Selection
=====
I hadn't traveled a quarter-mile when I dropped into a shallow wash and lost sight of the truck. A low ridge soon obscured the steel tower as well, but the spire loomed above me and I plodded steadily toward it, picking my way through loose rocks and brush. I hooked up with a jeep trail that meandered toward my destination... thirty-five minutes after leaving the truck (stopping several times to photograph the approach), I was slogging up one side of a ravine choked with brush and talus. The incline was steep, but this side of the range was entirely in shadow and the temperature was quite pleasant... by now, the eastern slope was warming under a brassy sky, and I quietly rejoiced in the knowledge that most of my climbing would be done in the shade. I normally prefer to lay my hands on sunlit rock, warm and comfortable to the touch, but steep, direct, alpine-style ascents are no fun in the heat of a blazing desert sun.

Angling toward a crack and chimney system northwest of the spire, I topped out of the ravine and took a breather as I swapped socks and donned my climbing shoes. Out came the chalkbag and a canteen of lemon water (hydration was important---people have DIED in this desert, and I didn't feel like adding to their number). Carefully stowing my hiking boots and canteen, snapping a photo, securing my pack and chalking up, I began to ascend the chimney of my choice. The rock was solid in some areas, friable in others; I calmly tested each hold before weighting it, tossing several pieces of rock which broke off in my hand. I'm not the world's best soloist by any stretch of the imagination, but I've stayed alive over the years by exercising caution.
=====
Exercise aim
Copy out the desert climbing account above word for word, from start to finish.
=====
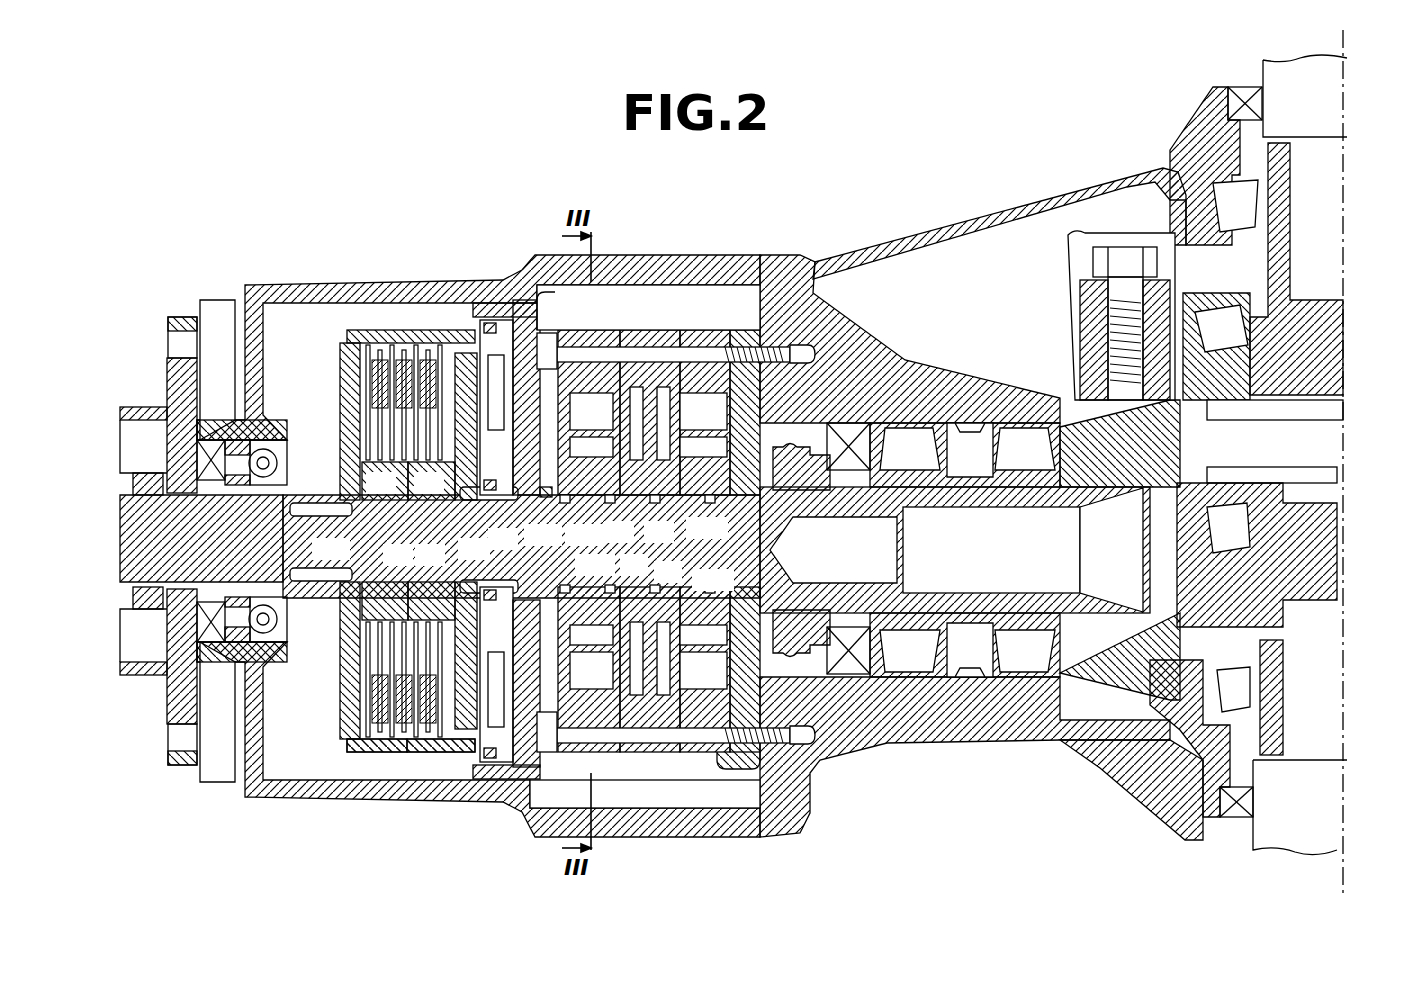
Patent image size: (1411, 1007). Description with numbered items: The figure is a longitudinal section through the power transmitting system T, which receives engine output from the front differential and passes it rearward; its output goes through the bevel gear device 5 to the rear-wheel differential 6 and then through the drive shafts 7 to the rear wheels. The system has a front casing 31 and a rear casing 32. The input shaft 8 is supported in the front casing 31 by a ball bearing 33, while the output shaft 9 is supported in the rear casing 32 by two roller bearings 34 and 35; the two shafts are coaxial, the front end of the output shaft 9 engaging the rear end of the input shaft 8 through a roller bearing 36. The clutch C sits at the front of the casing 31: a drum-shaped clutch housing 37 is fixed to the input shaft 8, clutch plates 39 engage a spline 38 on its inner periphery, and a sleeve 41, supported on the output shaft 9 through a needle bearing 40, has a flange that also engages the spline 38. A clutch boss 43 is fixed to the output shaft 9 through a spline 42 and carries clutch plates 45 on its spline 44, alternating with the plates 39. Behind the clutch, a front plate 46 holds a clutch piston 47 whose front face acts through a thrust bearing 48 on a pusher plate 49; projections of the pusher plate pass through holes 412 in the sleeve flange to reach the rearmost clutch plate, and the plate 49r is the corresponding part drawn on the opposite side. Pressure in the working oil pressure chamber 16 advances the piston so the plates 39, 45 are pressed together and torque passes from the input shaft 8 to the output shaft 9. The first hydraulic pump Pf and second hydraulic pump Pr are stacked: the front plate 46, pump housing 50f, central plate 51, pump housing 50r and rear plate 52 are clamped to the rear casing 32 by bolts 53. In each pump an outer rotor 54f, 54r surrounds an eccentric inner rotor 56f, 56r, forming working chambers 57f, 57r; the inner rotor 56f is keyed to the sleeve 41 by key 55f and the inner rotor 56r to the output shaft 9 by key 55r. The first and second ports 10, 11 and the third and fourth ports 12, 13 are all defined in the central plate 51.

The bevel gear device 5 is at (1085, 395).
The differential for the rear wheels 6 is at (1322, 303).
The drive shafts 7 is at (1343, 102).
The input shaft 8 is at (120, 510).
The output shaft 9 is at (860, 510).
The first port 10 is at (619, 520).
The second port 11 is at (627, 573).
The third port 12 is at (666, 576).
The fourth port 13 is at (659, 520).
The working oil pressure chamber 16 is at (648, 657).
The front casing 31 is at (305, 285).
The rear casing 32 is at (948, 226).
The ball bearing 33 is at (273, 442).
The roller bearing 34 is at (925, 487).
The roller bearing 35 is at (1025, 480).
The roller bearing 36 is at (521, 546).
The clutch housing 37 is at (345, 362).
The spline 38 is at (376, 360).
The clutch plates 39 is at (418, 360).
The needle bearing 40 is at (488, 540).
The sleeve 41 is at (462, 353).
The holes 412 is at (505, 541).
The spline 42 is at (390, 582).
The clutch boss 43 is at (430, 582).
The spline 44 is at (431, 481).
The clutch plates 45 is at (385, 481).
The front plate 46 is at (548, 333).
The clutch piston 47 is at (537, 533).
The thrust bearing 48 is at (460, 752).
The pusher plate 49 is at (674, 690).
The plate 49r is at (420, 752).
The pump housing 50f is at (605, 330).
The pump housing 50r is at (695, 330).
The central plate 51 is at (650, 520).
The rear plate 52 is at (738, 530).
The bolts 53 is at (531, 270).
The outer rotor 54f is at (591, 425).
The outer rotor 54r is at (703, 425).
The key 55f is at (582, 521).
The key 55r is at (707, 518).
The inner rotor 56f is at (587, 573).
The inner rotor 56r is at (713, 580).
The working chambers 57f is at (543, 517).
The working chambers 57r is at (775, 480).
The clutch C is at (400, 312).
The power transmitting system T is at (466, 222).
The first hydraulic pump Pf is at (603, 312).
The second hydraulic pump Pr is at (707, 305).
=====
The output
I hadn't traveled a quarter-mile when I dropped into a shallow wash and lost sight of the truck. A low ridge soon obscured the steel tower as well, but the spire loomed above me and I plodded steadily toward it, picking my way through loose rocks and brush. I hooked up with a jeep trail that meandered toward my destination... thirty-five minutes after leaving the truck (stopping several times to photograph the approach), I was slogging up one side of a ravine choked with brush and talus. The incline was steep, but this side of the range was entirely in shadow and the temperature was quite pleasant... by now, the eastern slope was warming under a brassy sky, and I quietly rejoiced in the knowledge that most of my climbing would be done in the shade. I normally prefer to lay my hands on sunlit rock, warm and comfortable to the touch, but steep, direct, alpine-style ascents are no fun in the heat of a blazing desert sun.

Angling toward a crack and chimney system northwest of the spire, I topped out of the ravine and took a breather as I swapped socks and donned my climbing shoes. Out came the chalkbag and a canteen of lemon water (hydration was important---people have DIED in this desert, and I didn't feel like adding to their number). Carefully stowing my hiking boots and canteen, snapping a photo, securing my pack and chalking up, I began to ascend the chimney of my choice. The rock was solid in some areas, friable in others; I calmly tested each hold before weighting it, tossing several pieces of rock which broke off in my hand. I'm not the world's best soloist by any stretch of the imagination, but I've stayed alive over the years by exercising caution.